→ Set exercise
Scan the data below for the string "which". Show every line where it turns up.

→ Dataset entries
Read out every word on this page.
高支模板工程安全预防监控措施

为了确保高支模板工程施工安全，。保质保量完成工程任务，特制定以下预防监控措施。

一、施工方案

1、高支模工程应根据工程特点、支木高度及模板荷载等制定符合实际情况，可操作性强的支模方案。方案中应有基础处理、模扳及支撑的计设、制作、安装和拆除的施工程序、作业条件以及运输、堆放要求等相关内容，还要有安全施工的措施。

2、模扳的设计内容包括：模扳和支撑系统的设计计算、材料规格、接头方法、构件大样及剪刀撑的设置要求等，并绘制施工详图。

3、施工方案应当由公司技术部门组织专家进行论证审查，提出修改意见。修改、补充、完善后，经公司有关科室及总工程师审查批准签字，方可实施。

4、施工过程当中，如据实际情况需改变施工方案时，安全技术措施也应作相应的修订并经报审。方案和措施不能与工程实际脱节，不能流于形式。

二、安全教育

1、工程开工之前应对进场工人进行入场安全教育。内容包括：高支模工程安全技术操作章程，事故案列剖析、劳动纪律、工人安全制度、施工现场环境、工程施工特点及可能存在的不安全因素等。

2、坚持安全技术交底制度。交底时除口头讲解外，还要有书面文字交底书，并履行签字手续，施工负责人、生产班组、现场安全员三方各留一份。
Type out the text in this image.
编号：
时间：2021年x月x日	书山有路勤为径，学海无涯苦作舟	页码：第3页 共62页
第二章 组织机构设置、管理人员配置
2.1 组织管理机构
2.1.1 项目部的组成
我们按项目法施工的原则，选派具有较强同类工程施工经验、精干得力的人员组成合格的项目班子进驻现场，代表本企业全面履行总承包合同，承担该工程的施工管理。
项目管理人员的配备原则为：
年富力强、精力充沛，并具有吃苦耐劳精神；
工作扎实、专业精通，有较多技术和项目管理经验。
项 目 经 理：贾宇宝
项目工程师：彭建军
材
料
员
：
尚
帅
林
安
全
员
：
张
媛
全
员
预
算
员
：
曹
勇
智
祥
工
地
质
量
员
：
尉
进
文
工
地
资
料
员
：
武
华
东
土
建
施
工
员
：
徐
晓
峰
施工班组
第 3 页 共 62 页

...

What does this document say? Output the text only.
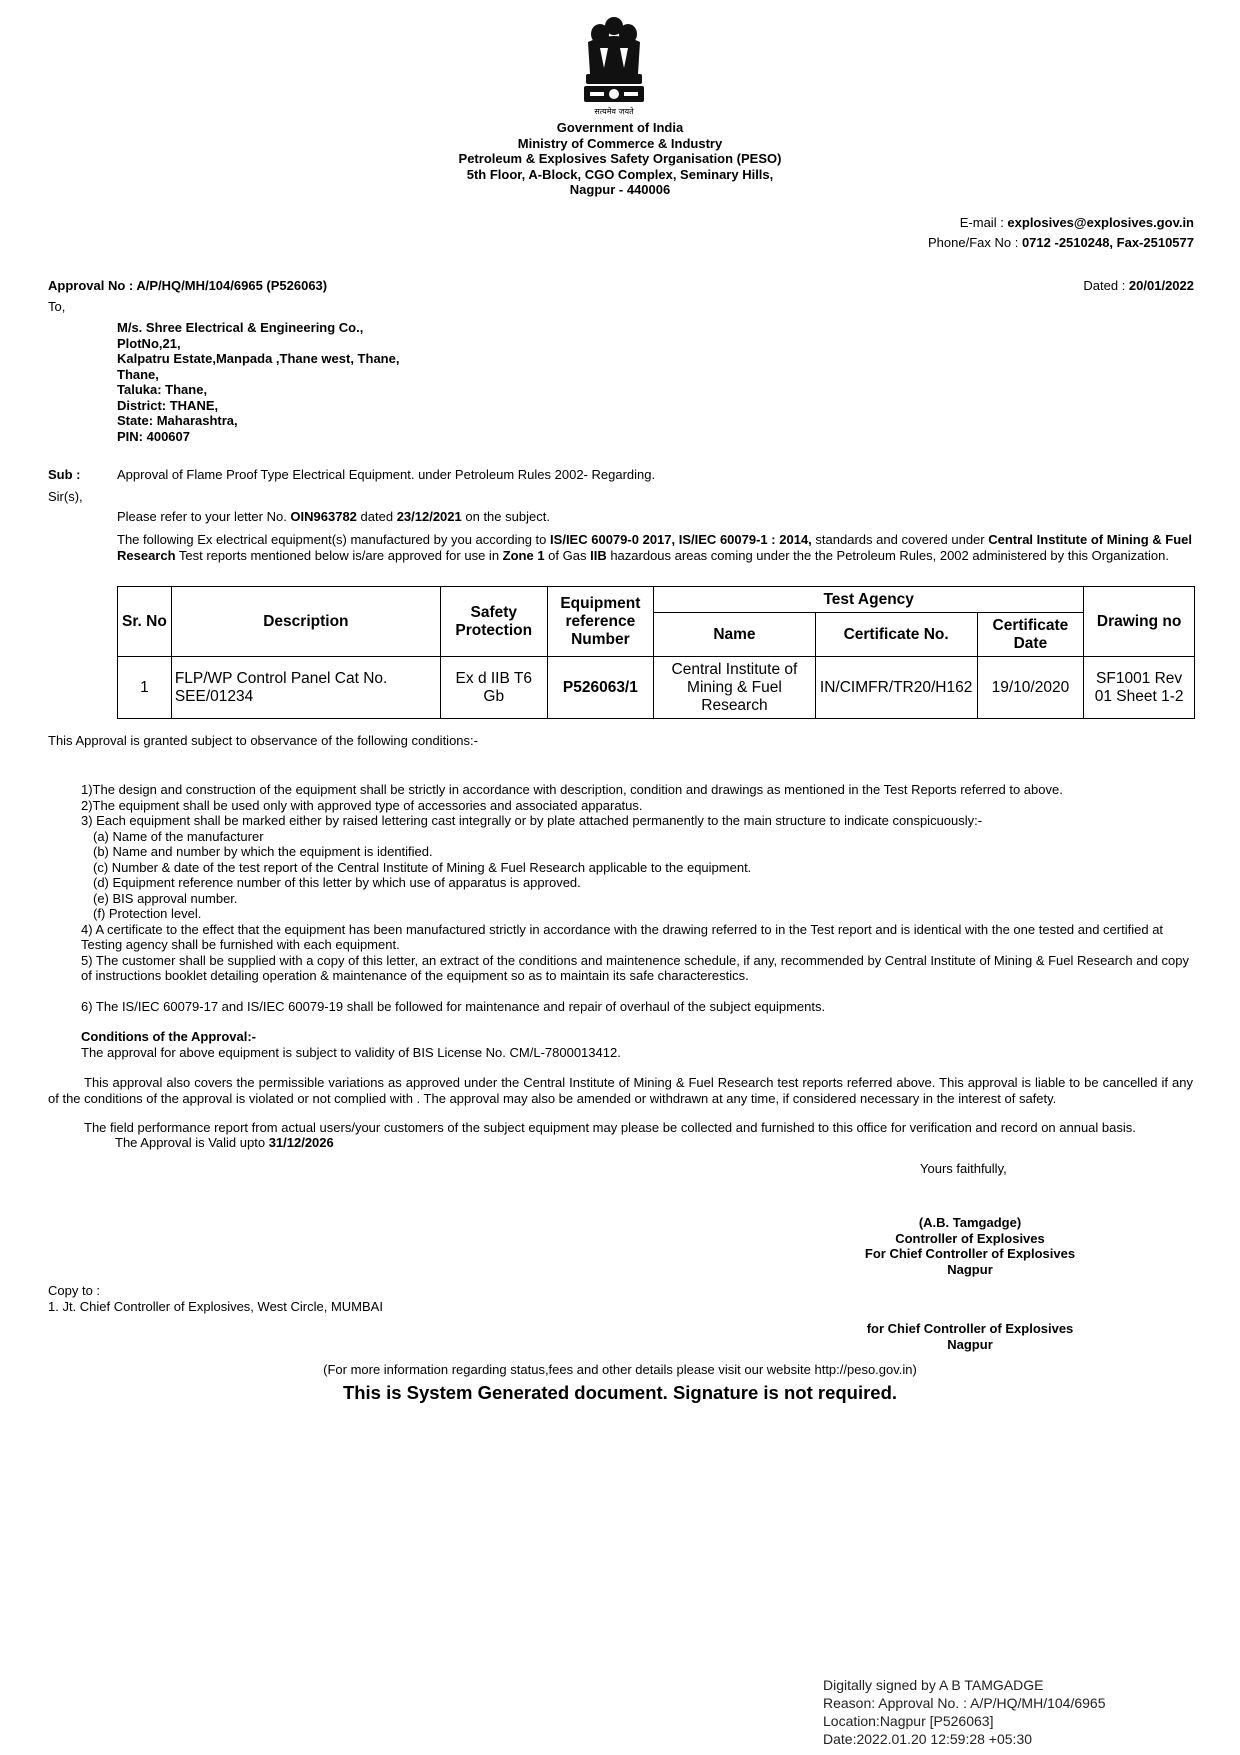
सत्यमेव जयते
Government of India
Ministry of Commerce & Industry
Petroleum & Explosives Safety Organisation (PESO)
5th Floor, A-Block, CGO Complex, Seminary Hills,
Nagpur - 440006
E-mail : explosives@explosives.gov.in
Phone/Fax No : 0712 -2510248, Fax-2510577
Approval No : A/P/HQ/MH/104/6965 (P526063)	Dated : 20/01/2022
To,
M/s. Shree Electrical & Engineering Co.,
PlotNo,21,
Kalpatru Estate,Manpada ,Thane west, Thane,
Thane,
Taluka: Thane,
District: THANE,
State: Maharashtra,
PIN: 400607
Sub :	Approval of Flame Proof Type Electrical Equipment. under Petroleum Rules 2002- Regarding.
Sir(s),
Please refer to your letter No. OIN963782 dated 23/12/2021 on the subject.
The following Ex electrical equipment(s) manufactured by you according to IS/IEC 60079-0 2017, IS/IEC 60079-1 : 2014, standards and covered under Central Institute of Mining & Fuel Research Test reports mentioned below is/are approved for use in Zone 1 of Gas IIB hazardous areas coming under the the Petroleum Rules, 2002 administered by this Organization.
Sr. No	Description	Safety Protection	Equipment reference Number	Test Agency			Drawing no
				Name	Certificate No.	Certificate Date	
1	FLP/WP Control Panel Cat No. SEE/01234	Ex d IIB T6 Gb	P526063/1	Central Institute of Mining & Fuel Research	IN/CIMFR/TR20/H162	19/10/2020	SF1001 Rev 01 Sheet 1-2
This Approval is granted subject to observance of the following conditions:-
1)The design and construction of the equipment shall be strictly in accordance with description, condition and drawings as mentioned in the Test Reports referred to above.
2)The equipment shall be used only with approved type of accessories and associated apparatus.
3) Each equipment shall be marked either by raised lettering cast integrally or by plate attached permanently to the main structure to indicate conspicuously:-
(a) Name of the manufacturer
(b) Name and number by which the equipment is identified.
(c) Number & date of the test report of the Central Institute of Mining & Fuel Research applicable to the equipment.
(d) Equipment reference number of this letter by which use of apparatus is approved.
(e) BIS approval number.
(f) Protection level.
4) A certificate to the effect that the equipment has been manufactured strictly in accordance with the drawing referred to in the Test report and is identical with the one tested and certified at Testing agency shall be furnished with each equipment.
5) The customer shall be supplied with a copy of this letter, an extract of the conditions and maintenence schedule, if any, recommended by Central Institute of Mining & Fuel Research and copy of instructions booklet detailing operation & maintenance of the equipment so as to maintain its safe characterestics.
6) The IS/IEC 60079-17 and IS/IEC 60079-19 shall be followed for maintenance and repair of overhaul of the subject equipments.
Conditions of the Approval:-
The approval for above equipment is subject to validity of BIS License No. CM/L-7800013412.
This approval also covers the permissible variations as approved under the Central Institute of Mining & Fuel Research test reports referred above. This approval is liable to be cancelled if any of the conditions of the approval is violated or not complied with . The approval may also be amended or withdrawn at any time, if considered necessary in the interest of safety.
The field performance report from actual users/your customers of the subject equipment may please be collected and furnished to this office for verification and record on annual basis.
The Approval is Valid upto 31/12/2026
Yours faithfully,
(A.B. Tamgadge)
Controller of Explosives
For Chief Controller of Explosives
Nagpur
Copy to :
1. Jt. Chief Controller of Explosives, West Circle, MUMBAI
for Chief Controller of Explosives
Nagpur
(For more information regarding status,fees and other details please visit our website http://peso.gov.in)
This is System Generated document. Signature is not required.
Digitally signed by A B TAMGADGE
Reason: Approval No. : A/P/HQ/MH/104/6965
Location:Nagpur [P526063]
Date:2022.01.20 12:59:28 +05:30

→ Result for this task
(b) Name and number by which the equipment is identified.
(d) Equipment reference number of this letter by which use of apparatus is approved.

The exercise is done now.